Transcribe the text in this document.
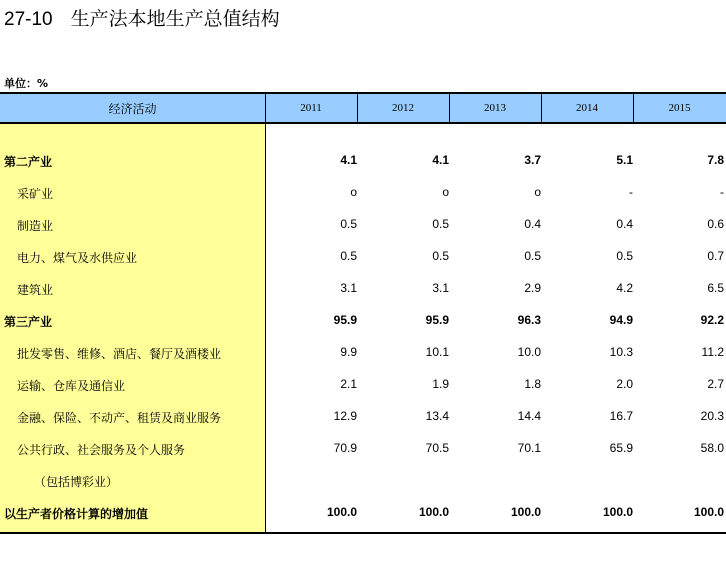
27-10 生产法本地生产总值结构
单位：%
经济活动	2011	2012	2013	2014	2015
第二产业	4.1	4.1	3.7	5.1	7.8
采矿业	o	o	o	-	-
制造业	0.5	0.5	0.4	0.4	0.6
电力、煤气及水供应业	0.5	0.5	0.5	0.5	0.7
建筑业	3.1	3.1	2.9	4.2	6.5
第三产业	95.9	95.9	96.3	94.9	92.2
批发零售、维修、酒店、餐厅及酒楼业	9.9	10.1	10.0	10.3	11.2
运输、仓库及通信业	2.1	1.9	1.8	2.0	2.7
金融、保险、不动产、租赁及商业服务	12.9	13.4	14.4	16.7	20.3
公共行政、社会服务及个人服务	70.9	70.5	70.1	65.9	58.0
（包括博彩业）
以生产者价格计算的增加值	100.0	100.0	100.0	100.0	100.0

AIM OF THE TASK
Write the entries above out in full, exactly, with no images.

RESULT OF THIS TASK
Transcribe the text in this document.
27-10 生产法本地生产总值结构
单位：%
经济活动	2011	2012	2013	2014	2015
第二产业	4.1	4.1	3.7	5.1	7.8
采矿业	o	o	o	-	-
制造业	0.5	0.5	0.4	0.4	0.6
电力、煤气及水供应业	0.5	0.5	0.5	0.5	0.7
建筑业	3.1	3.1	2.9	4.2	6.5
第三产业	95.9	95.9	96.3	94.9	92.2
批发零售、维修、酒店、餐厅及酒楼业	9.9	10.1	10.0	10.3	11.2
运输、仓库及通信业	2.1	1.9	1.8	2.0	2.7
金融、保险、不动产、租赁及商业服务	12.9	13.4	14.4	16.7	20.3
公共行政、社会服务及个人服务	70.9	70.5	70.1	65.9	58.0
（包括博彩业）
以生产者价格计算的增加值	100.0	100.0	100.0	100.0	100.0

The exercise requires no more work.